START

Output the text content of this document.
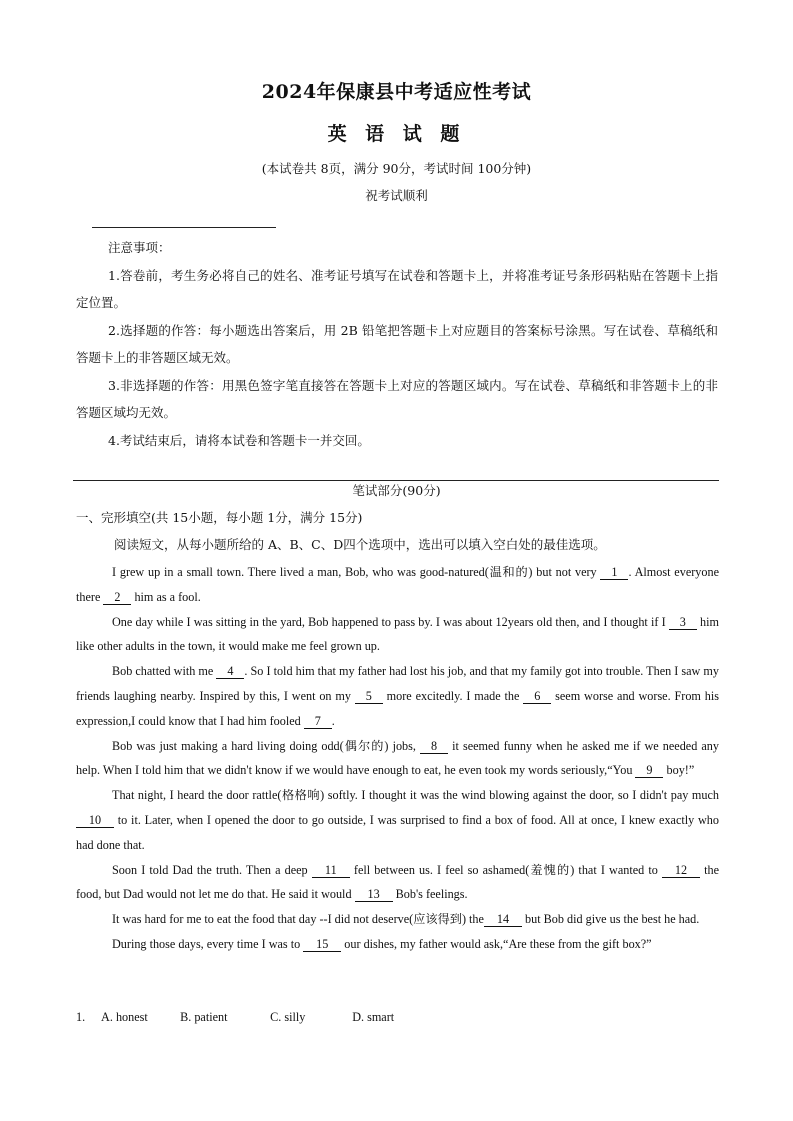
2024年保康县中考适应性考试
英 语 试 题
(本试卷共 8页，满分 90分，考试时间 100分钟)
祝考试顺利

注意事项：

1.答卷前，考生务必将自己的姓名、准考证号填写在试卷和答题卡上，并将准考证号条形码粘贴在答题卡上指定位置。

2.选择题的作答：每小题选出答案后，用 2B 铅笔把答题卡上对应题目的答案标号涂黑。写在试卷、草稿纸和答题卡上的非答题区域无效。

3.非选择题的作答：用黑色签字笔直接答在答题卡上对应的答题区域内。写在试卷、草稿纸和非答题卡上的非答题区域均无效。

4.考试结束后，请将本试卷和答题卡一并交回。

笔试部分(90分)
一、完形填空(共 15小题，每小题 1分，满分 15分)
阅读短文，从每小题所给的 A、B、C、D四个选项中，选出可以填入空白处的最佳选项。

I grew up in a small town. There lived a man, Bob, who was good-natured(温和的) but not very 1 . Almost everyone there 2 him as a fool.

One day while I was sitting in the yard, Bob happened to pass by. I was about 12years old then, and I thought if I 3 him like other adults in the town, it would make me feel grown up.

Bob chatted with me 4 . So I told him that my father had lost his job, and that my family got into trouble. Then I saw my friends laughing nearby. Inspired by this, I went on my 5 more excitedly. I made the 6 seem worse and worse. From his expression,I could know that I had him fooled 7 .

Bob was just making a hard living doing odd(偶尔的) jobs, 8 it seemed funny when he asked me if we needed any help. When I told him that we didn't know if we would have enough to eat, he even took my words seriously,“You 9 boy!”

That night, I heard the door rattle(格格响) softly. I thought it was the wind blowing against the door, so I didn't pay much 10 to it. Later, when I opened the door to go outside, I was surprised to find a box of food. All at once, I knew exactly who had done that.

Soon I told Dad the truth. Then a deep 11 fell between us. I feel so ashamed(羞愧的) that I wanted to 12 the food, but Dad would not let me do that. He said it would 13 Bob's feelings.

It was hard for me to eat the food that day --I did not deserve(应该得到) the 14 but Bob did give us the best he had.

During those days, every time I was to 15 our dishes, my father would ask,“Are these from the gift box?”

1. A. honest	B. patient	C. silly	D. smart
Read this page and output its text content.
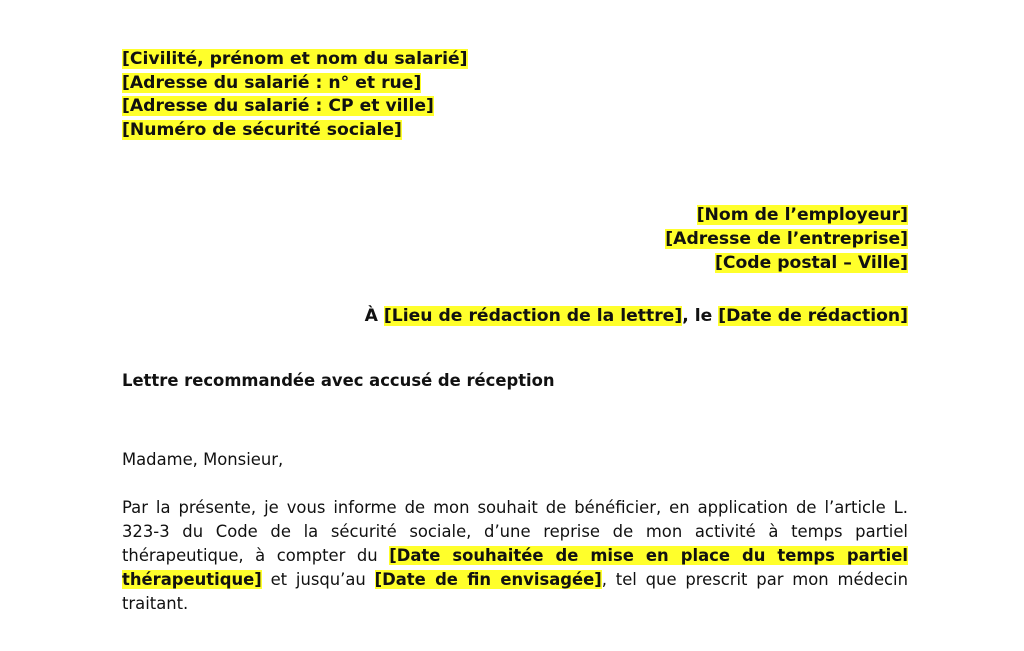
[Civilité, prénom et nom du salarié]
[Adresse du salarié : n° et rue]
[Adresse du salarié : CP et ville]
[Numéro de sécurité sociale]
[Nom de l’employeur]
[Adresse de l’entreprise]
[Code postal – Ville]
À [Lieu de rédaction de la lettre], le [Date de rédaction]
Lettre recommandée avec accusé de réception
Madame, Monsieur,
Par la présente, je vous informe de mon souhait de bénéficier, en application de l’article L. 323-3 du Code de la sécurité sociale, d’une reprise de mon activité à temps partiel thérapeutique, à compter du [Date souhaitée de mise en place du temps partiel thérapeutique] et jusqu’au [Date de fin envisagée], tel que prescrit par mon médecin traitant.
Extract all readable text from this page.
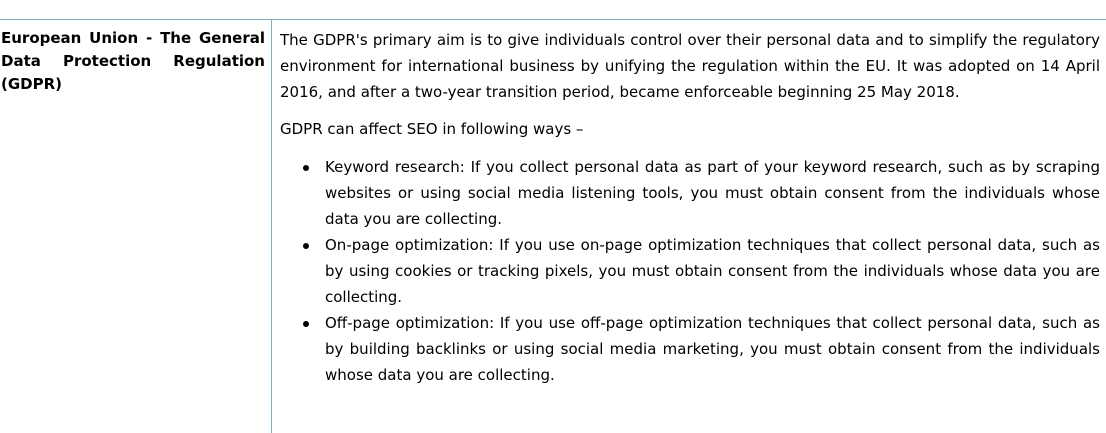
European Union - The General Data Protection Regulation (GDPR)

The GDPR's primary aim is to give individuals control over their personal data and to simplify the regulatory environment for international business by unifying the regulation within the EU. It was adopted on 14 April 2016, and after a two-year transition period, became enforceable beginning 25 May 2018.

GDPR can affect SEO in following ways –

Keyword research: If you collect personal data as part of your keyword research, such as by scraping websites or using social media listening tools, you must obtain consent from the individuals whose data you are collecting.
On-page optimization: If you use on-page optimization techniques that collect personal data, such as by using cookies or tracking pixels, you must obtain consent from the individuals whose data you are collecting.
Off-page optimization: If you use off-page optimization techniques that collect personal data, such as by building backlinks or using social media marketing, you must obtain consent from the individuals whose data you are collecting.
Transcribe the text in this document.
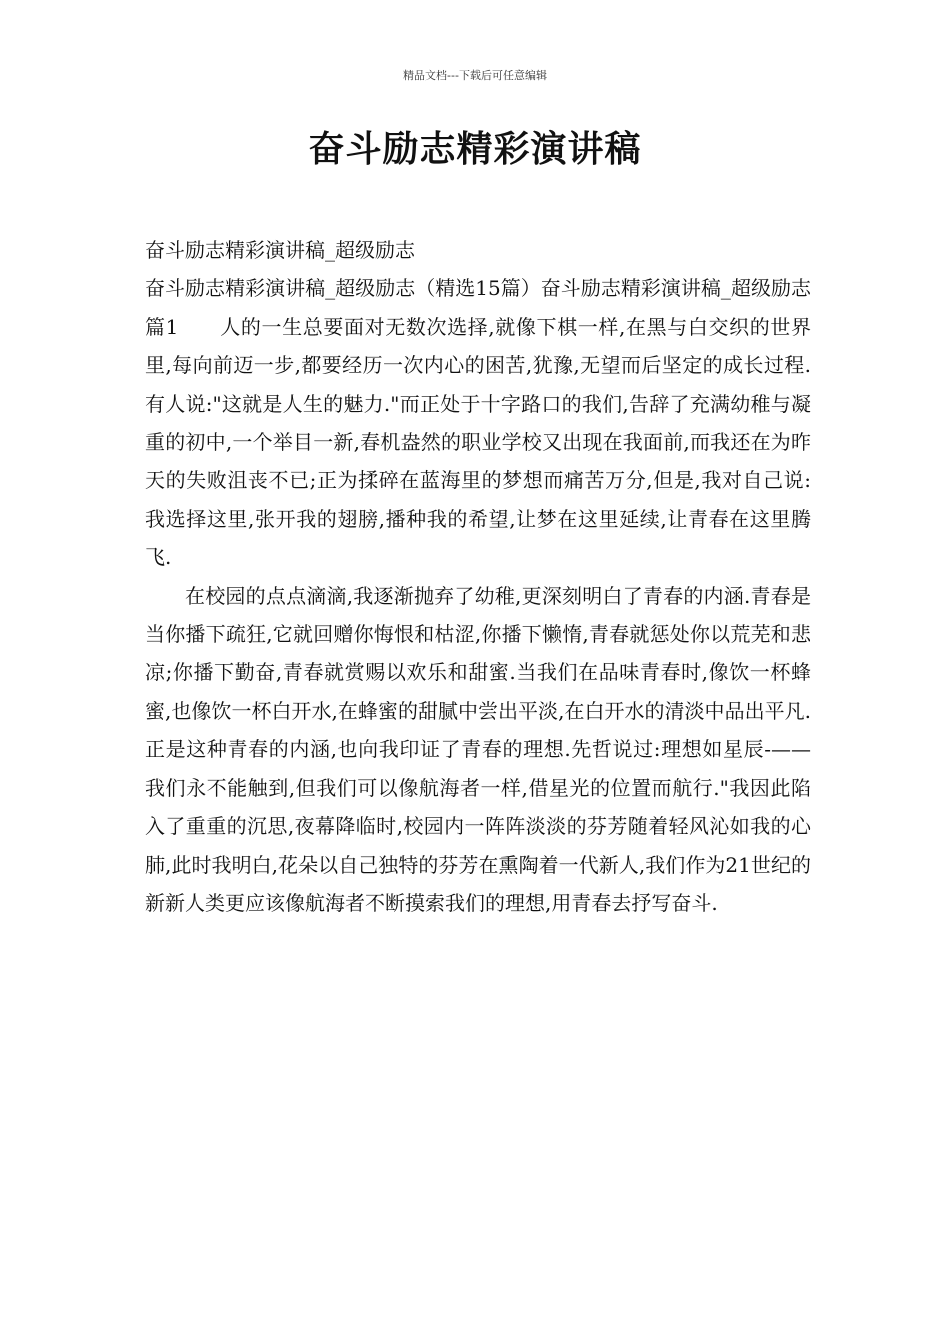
精品文档---下载后可任意编辑
奋斗励志精彩演讲稿

奋斗励志精彩演讲稿_超级励志

奋斗励志精彩演讲稿_超级励志（精选15篇）奋斗励志精彩演讲稿_超级励志 篇1　　人的一生总要面对无数次选择,就像下棋一样,在黑与白交织的世界里,每向前迈一步,都要经历一次内心的困苦,犹豫,无望而后坚定的成长过程.有人说:"这就是人生的魅力."而正处于十字路口的我们,告辞了充满幼稚与凝重的初中,一个举目一新,春机盎然的职业学校又出现在我面前,而我还在为昨天的失败沮丧不已;正为揉碎在蓝海里的梦想而痛苦万分,但是,我对自己说:我选择这里,张开我的翅膀,播种我的希望,让梦在这里延续,让青春在这里腾飞.

在校园的点点滴滴,我逐渐抛弃了幼稚,更深刻明白了青春的内涵.青春是当你播下疏狂,它就回赠你悔恨和枯涩,你播下懒惰,青春就惩处你以荒芜和悲凉;你播下勤奋,青春就赏赐以欢乐和甜蜜.当我们在品味青春时,像饮一杯蜂蜜,也像饮一杯白开水,在蜂蜜的甜腻中尝出平淡,在白开水的清淡中品出平凡.正是这种青春的内涵,也向我印证了青春的理想.先哲说过:理想如星辰-——我们永不能触到,但我们可以像航海者一样,借星光的位置而航行."我因此陷入了重重的沉思,夜幕降临时,校园内一阵阵淡淡的芬芳随着轻风沁如我的心肺,此时我明白,花朵以自己独特的芬芳在熏陶着一代新人,我们作为21世纪的新新人类更应该像航海者不断摸索我们的理想,用青春去抒写奋斗.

END

What to work on: Pull out and copy each line containing the string "give".

Solved problem:
It was hard for me to eat the food that day --I did not deserve(应该得到) the 14 but Bob did give us the best he had.
The GDPR's primary aim is to give individuals control over their personal data and to simplify the regulatory environment for international business by unifying the regulation within the EU. It was adopted on 14 April 2016, and after a two-year transition period, became enforceable beginning 25 May 2018.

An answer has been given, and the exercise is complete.